:: Written problem ::
Write out the material exactly, leaving every picture behind.

[Stored dataset items]
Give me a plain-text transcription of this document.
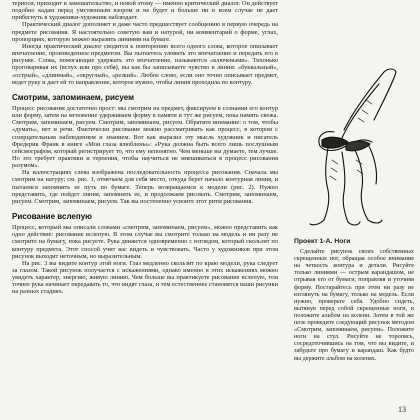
териоси, приходит в замешательство, и новой этому — именно критический диалог. Он действует подобно кадам перед умственным взором и не будет и больше ни в коем случае не дает прибегнуть в художники-художник наблюдает.

Практический диалог дополняет и даже часто предшествует сообщению в первую очередь на предмете рисования. Я настоятельно советую вам и натурой, ни комментарий о форме, углах, пропорциях, которую можно выразить линиями на бумаге.

Иногда практический диалог сводится к повторению всего одного слова, которое описывает впечатление, произведенное предметом. Вы пытаетесь уловить это впечатление и передать его в рисунке. Слова, помогающие удержать это впечатление, называются «ключевыми». Тихонько проговаривая их (вслух или про себя), вы как бы записываете чувство в линии: «буквальный», «острый», «длинный», «округлый», «резкий». Любое слово, если оно точно описывает предмет, ведет руку и дает ей то направление, которое нужно, чтобы линия проходила по контуру.

Смотрим, запоминаем, рисуем

Процесс рисования достаточно прост: мы смотрим на предмет, фиксируем в сознании его контур или форму, затем на мгновение удерживаем форму в памяти и тут же рисуем, пока память свежа. Смотрим, запоминаем, рисуем. Смотрим, запоминаем, рисуем. Обратите внимание: о том, чтобы «думать», нет и речи. Фактически рисование можно рассматривать как процесс, в котором с созерцательным наблюдением и знанием. Вот как выразил эту мысль художник и писатель Фредерик Франк в книге «Мои глаза влюблены»: «Рука должна быть всего лишь послушным сейсмографом, который регистрирует то, что ему непонятно. Чем меньше вы думаете, тем лучше. Но это требует практики и терпения, чтобы научиться не вмешиваться в процесс рисования разумом».

На иллюстрациях слева изображена последовательность процесса рисования. Сначала мы смотрим на натуру; см. рис. 1, отмечаем для себя место, откуда берет начало контурная линия, и пытаемся запомнить ее путь по бумаге. Теперь возвращаемся к модели (рис. 2). Нужно представить, где пойдет линия, запомнить ее, и продолжаем рисовать. Смотрим, запоминаем, рисуем. Смотрим, запоминаем, рисуем. Так вы постепенно усвоите этот ритм рисования.

Рисование вслепую

Процесс, который мы описали словами «смотрим, запоминаем, рисуем», можно представить как одно действие: рисование вслепую. В этом случае вы смотрите только на модель и ни разу не смотрите на бумагу, пока рисуете. Рука движется одновременно с взглядом, который скользит по контуру предмета. Этот способ учит вас видеть и чувствовать. Часто у художников при этом рисунок выходит неточным, но выразительным.

На рис. 3 вы видите контур этой ноги. Глаз медленно скользит по краю модели, рука следует за глазом. Такой рисунок получается с искажениями, однако именно в этих искажениях можно увидеть характер, энергию, живую линию. Чем больше вы практикуете рисование вслепую, тем точнее рука начинает передавать то, что видят глаза, и тем естественнее становятся ваши рисунки на разных стадиях.

Проект 1-А. Ноги

Сделайте рисунок своих собственных скрещенных ног, обращая особое внимание на четкость контура и детали. Рисуйте только линиями — острым карандашом, не отрывая его от бумаги, поправляя и уточняя форму. Постарайтесь при этом ни разу не взглянуть на бумагу, только на модель. Если нужно, проверьте себя. Удобно сидеть, вытянув перед собой скрещенные ноги, и положите альбом на колени. Затем в той же позе проведите следующий рисунок методом «Смотрим, запоминаем, рисуем». Положите ноги на стул. Рисуйте не торопясь, сосредоточившись на том, что вы видите, и забудьте про бумагу и карандаш. Как будто вы держите альбом на коленях.

13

:: Solution to the exercise ::
Give me a plain-text transcription of this document.
териоси, приходит в замешательство, и новой этому — именно критический диалог. Он действует подобно кадам перед умственным взором и не будет и больше ни в коем случае не дает прибегнуть в художники-художник наблюдает.

Практический диалог дополняет и даже часто предшествует сообщению в первую очередь на предмете рисования. Я настоятельно советую вам и натурой, ни комментарий о форме, углах, пропорциях, которую можно выразить линиями на бумаге.

Иногда практический диалог сводится к повторению всего одного слова, которое описывает впечатление, произведенное предметом. Вы пытаетесь уловить это впечатление и передать его в рисунке. Слова, помогающие удержать это впечатление, называются «ключевыми». Тихонько проговаривая их (вслух или про себя), вы как бы записываете чувство в линии: «буквальный», «острый», «длинный», «округлый», «резкий». Любое слово, если оно точно описывает предмет, ведет руку и дает ей то направление, которое нужно, чтобы линия проходила по контуру.

Смотрим, запоминаем, рисуем

Процесс рисования достаточно прост: мы смотрим на предмет, фиксируем в сознании его контур или форму, затем на мгновение удерживаем форму в памяти и тут же рисуем, пока память свежа. Смотрим, запоминаем, рисуем. Смотрим, запоминаем, рисуем. Обратите внимание: о том, чтобы «думать», нет и речи. Фактически рисование можно рассматривать как процесс, в котором с созерцательным наблюдением и знанием. Вот как выразил эту мысль художник и писатель Фредерик Франк в книге «Мои глаза влюблены»: «Рука должна быть всего лишь послушным сейсмографом, который регистрирует то, что ему непонятно. Чем меньше вы думаете, тем лучше. Но это требует практики и терпения, чтобы научиться не вмешиваться в процесс рисования разумом».

На иллюстрациях слева изображена последовательность процесса рисования. Сначала мы смотрим на натуру; см. рис. 1, отмечаем для себя место, откуда берет начало контурная линия, и пытаемся запомнить ее путь по бумаге. Теперь возвращаемся к модели (рис. 2). Нужно представить, где пойдет линия, запомнить ее, и продолжаем рисовать. Смотрим, запоминаем, рисуем. Смотрим, запоминаем, рисуем. Так вы постепенно усвоите этот ритм рисования.

Рисование вслепую

Процесс, который мы описали словами «смотрим, запоминаем, рисуем», можно представить как одно действие: рисование вслепую. В этом случае вы смотрите только на модель и ни разу не смотрите на бумагу, пока рисуете. Рука движется одновременно с взглядом, который скользит по контуру предмета. Этот способ учит вас видеть и чувствовать. Часто у художников при этом рисунок выходит неточным, но выразительным.

На рис. 3 вы видите контур этой ноги. Глаз медленно скользит по краю модели, рука следует за глазом. Такой рисунок получается с искажениями, однако именно в этих искажениях можно увидеть характер, энергию, живую линию. Чем больше вы практикуете рисование вслепую, тем точнее рука начинает передавать то, что видят глаза, и тем естественнее становятся ваши рисунки на разных стадиях.

Проект 1-А. Ноги

Сделайте рисунок своих собственных скрещенных ног, обращая особое внимание на четкость контура и детали. Рисуйте только линиями — острым карандашом, не отрывая его от бумаги, поправляя и уточняя форму. Постарайтесь при этом ни разу не взглянуть на бумагу, только на модель. Если нужно, проверьте себя. Удобно сидеть, вытянув перед собой скрещенные ноги, и положите альбом на колени. Затем в той же позе проведите следующий рисунок методом «Смотрим, запоминаем, рисуем». Положите ноги на стул. Рисуйте не торопясь, сосредоточившись на том, что вы видите, и забудьте про бумагу и карандаш. Как будто вы держите альбом на коленях.

13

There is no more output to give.